_Stated exercise_
Repeat the listing lines from the one containing "nav-left-icon[interactable]: ◀ [267, 14, 280, 26]" through the one containing "column-header-week[interactable]: Woche 35", inclusive, character for character.

_Material provided_
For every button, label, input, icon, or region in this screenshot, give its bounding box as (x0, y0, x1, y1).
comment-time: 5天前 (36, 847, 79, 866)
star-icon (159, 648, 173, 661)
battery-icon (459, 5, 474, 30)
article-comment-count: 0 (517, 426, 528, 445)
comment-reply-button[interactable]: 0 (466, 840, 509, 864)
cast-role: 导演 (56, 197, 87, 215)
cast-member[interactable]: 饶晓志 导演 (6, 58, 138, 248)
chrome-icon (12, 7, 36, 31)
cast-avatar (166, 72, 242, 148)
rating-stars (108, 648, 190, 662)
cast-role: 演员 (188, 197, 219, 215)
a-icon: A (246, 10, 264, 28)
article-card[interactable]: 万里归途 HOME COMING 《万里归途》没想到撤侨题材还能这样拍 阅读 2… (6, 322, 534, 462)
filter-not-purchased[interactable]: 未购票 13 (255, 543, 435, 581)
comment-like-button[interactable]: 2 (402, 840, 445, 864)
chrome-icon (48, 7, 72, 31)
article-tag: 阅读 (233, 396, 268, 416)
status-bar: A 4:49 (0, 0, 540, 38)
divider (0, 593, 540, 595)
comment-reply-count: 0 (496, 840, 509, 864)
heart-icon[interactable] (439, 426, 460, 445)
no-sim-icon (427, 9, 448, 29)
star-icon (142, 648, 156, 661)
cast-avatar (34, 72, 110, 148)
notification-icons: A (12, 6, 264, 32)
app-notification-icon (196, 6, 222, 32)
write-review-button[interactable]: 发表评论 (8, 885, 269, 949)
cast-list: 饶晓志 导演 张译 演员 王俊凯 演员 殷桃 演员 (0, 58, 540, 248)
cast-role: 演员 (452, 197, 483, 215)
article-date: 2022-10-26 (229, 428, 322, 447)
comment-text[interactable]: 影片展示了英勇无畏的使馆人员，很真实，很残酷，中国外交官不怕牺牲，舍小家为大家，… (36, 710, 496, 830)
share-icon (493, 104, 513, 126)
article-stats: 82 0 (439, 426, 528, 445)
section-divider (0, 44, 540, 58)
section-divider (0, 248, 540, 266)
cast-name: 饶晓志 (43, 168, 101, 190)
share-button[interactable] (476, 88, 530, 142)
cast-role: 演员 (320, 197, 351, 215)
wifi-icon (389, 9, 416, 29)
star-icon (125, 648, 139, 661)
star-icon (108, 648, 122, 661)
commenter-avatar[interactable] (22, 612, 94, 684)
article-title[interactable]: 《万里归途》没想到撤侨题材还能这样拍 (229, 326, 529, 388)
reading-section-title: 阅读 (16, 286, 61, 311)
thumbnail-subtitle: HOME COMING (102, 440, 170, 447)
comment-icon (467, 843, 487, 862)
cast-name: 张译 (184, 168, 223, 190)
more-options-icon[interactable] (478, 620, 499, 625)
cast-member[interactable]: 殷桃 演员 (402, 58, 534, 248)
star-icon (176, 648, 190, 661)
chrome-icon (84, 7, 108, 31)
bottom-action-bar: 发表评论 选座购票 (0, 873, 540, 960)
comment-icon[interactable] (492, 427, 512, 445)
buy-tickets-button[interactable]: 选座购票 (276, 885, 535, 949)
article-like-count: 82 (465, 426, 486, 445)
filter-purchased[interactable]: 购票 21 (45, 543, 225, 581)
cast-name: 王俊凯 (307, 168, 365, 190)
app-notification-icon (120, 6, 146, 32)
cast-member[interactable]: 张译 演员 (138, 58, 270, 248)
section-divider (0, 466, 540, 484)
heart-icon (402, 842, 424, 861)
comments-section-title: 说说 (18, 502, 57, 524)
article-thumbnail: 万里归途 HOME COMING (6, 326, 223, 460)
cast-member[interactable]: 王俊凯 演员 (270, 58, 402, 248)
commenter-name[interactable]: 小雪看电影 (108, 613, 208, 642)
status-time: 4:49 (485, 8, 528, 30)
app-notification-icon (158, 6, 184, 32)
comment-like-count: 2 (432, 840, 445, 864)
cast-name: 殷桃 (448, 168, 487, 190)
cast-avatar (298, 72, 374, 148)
...
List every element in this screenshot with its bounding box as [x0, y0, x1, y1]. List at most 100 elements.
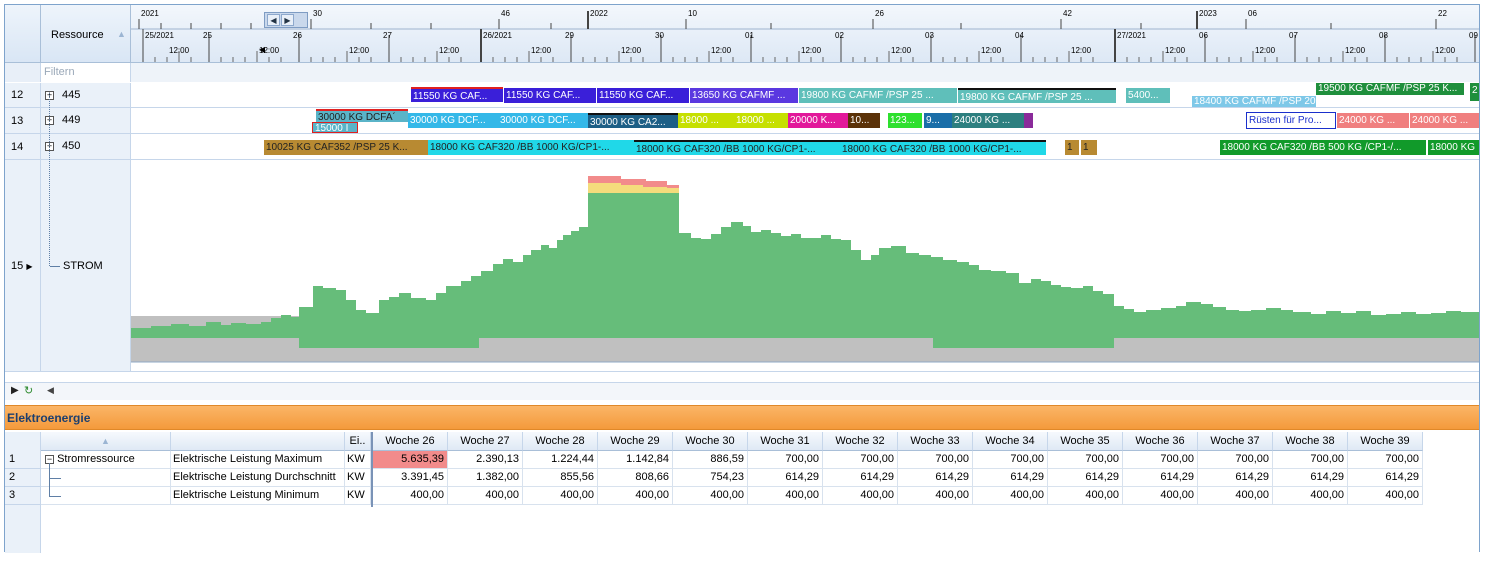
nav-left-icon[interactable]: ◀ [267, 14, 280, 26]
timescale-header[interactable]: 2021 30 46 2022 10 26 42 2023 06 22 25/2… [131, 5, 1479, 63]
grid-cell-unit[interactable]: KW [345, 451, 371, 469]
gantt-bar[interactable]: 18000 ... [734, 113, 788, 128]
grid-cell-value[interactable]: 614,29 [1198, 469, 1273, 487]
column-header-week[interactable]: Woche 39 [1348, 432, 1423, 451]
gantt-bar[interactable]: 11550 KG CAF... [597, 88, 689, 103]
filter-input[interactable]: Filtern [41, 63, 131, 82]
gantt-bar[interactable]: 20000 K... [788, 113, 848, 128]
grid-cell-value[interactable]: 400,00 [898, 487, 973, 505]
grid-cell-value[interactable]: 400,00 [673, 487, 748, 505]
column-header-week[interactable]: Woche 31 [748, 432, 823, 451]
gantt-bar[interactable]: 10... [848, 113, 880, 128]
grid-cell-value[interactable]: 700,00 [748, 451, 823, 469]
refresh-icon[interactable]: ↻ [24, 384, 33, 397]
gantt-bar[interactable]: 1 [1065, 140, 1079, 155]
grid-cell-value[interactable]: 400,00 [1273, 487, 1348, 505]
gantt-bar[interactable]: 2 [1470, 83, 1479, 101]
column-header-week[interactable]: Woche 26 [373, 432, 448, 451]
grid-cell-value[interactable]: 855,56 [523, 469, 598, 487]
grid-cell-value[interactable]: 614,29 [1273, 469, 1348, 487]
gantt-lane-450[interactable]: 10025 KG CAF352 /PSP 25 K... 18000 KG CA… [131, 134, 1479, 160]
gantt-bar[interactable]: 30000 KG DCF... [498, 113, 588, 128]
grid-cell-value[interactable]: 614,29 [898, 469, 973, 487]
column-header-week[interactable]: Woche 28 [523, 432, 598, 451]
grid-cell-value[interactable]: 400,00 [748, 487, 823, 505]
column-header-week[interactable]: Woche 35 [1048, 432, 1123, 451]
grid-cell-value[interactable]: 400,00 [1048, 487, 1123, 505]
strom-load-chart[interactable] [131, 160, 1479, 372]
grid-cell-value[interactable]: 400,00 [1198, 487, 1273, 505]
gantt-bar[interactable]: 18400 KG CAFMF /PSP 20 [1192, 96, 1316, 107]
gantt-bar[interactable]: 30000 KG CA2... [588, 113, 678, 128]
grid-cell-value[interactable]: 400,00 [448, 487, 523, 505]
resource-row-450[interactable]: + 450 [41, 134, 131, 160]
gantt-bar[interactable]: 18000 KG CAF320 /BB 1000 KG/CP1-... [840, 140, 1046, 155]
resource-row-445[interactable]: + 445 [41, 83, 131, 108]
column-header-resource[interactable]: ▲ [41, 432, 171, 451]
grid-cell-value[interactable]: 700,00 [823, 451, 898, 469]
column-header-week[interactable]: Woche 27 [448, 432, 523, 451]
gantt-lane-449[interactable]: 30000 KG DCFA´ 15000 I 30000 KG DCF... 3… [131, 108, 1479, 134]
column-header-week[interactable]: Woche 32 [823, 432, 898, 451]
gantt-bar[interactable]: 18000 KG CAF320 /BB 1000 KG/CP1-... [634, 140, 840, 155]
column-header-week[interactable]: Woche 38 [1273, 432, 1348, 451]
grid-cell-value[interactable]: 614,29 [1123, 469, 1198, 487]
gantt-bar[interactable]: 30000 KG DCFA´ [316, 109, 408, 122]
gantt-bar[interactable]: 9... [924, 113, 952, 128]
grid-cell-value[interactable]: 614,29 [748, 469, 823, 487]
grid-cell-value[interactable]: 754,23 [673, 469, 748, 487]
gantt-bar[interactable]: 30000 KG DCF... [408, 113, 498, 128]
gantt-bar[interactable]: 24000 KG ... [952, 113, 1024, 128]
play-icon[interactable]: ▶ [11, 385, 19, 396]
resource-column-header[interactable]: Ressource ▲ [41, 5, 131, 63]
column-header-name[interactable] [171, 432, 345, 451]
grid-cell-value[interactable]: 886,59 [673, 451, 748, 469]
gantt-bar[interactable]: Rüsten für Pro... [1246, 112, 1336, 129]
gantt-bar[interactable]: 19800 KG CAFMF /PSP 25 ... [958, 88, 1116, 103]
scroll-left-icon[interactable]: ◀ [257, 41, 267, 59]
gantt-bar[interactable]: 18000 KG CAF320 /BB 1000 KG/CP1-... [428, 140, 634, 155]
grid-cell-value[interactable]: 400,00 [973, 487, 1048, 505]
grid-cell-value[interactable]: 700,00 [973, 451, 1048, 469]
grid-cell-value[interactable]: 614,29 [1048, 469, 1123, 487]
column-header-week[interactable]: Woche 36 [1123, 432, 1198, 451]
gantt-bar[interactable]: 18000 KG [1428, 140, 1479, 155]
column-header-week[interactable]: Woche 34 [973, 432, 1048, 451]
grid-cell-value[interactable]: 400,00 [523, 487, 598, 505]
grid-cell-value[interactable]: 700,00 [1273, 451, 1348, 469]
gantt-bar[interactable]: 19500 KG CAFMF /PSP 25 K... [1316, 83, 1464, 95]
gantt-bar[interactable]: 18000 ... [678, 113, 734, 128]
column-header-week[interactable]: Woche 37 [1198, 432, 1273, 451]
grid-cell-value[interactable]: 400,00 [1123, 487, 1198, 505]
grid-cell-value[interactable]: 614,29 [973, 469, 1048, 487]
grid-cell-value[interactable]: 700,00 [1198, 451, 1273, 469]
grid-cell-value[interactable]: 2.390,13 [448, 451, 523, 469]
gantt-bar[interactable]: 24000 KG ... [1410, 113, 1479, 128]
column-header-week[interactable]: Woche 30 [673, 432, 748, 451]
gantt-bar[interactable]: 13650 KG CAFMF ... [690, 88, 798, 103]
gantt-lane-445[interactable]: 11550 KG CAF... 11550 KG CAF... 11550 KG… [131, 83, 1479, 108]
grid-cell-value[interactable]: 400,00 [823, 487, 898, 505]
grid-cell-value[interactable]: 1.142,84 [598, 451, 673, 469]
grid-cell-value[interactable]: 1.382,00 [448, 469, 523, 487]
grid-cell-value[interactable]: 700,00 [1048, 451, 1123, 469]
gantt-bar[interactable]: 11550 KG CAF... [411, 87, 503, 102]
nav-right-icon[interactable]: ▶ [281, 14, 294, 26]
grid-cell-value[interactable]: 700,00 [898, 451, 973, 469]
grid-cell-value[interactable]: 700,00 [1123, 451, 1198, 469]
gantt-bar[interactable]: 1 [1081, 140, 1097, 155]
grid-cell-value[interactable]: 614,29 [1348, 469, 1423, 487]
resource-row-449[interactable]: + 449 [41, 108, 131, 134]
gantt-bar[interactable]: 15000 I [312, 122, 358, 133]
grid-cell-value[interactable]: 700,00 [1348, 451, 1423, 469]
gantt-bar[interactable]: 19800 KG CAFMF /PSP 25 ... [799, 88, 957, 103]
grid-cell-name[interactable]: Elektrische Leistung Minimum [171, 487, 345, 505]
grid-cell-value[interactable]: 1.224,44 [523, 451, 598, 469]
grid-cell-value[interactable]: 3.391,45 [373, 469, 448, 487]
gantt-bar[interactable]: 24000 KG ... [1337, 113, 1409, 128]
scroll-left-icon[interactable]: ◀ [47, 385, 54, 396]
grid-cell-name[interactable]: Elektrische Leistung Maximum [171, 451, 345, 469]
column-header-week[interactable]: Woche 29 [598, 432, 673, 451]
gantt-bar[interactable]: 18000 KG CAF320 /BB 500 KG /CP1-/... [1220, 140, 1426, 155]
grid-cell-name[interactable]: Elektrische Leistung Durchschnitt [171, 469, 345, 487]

_The solution_
nav-left-icon[interactable]: ◀ [267, 14, 280, 26]
timescale-header[interactable]: 2021 30 46 2022 10 26 42 2023 06 22 25/2… [131, 5, 1479, 63]
grid-cell-unit[interactable]: KW [345, 451, 371, 469]
gantt-bar[interactable]: 18000 ... [734, 113, 788, 128]
grid-cell-value[interactable]: 614,29 [1198, 469, 1273, 487]
column-header-week[interactable]: Woche 39 [1348, 432, 1423, 451]
gantt-bar[interactable]: 11550 KG CAF... [597, 88, 689, 103]
filter-input[interactable]: Filtern [41, 63, 131, 82]
gantt-bar[interactable]: 20000 K... [788, 113, 848, 128]
grid-cell-value[interactable]: 400,00 [898, 487, 973, 505]
grid-cell-value[interactable]: 400,00 [673, 487, 748, 505]
column-header-week[interactable]: Woche 31 [748, 432, 823, 451]
gantt-bar[interactable]: 10... [848, 113, 880, 128]
grid-cell-value[interactable]: 700,00 [748, 451, 823, 469]
refresh-icon[interactable]: ↻ [24, 384, 33, 397]
gantt-bar[interactable]: 1 [1065, 140, 1079, 155]
grid-cell-value[interactable]: 400,00 [1273, 487, 1348, 505]
gantt-bar[interactable]: 2 [1470, 83, 1479, 101]
column-header-week[interactable]: Woche 26 [373, 432, 448, 451]
grid-cell-value[interactable]: 855,56 [523, 469, 598, 487]
grid-cell-value[interactable]: 614,29 [1273, 469, 1348, 487]
gantt-lane-450[interactable]: 10025 KG CAF352 /PSP 25 K... 18000 KG CA… [131, 134, 1479, 160]
gantt-bar[interactable]: 30000 KG DCF... [498, 113, 588, 128]
grid-cell-value[interactable]: 614,29 [898, 469, 973, 487]
column-header-week[interactable]: Woche 28 [523, 432, 598, 451]
grid-cell-value[interactable]: 400,00 [748, 487, 823, 505]
column-header-week[interactable]: Woche 35 [1048, 432, 1123, 451]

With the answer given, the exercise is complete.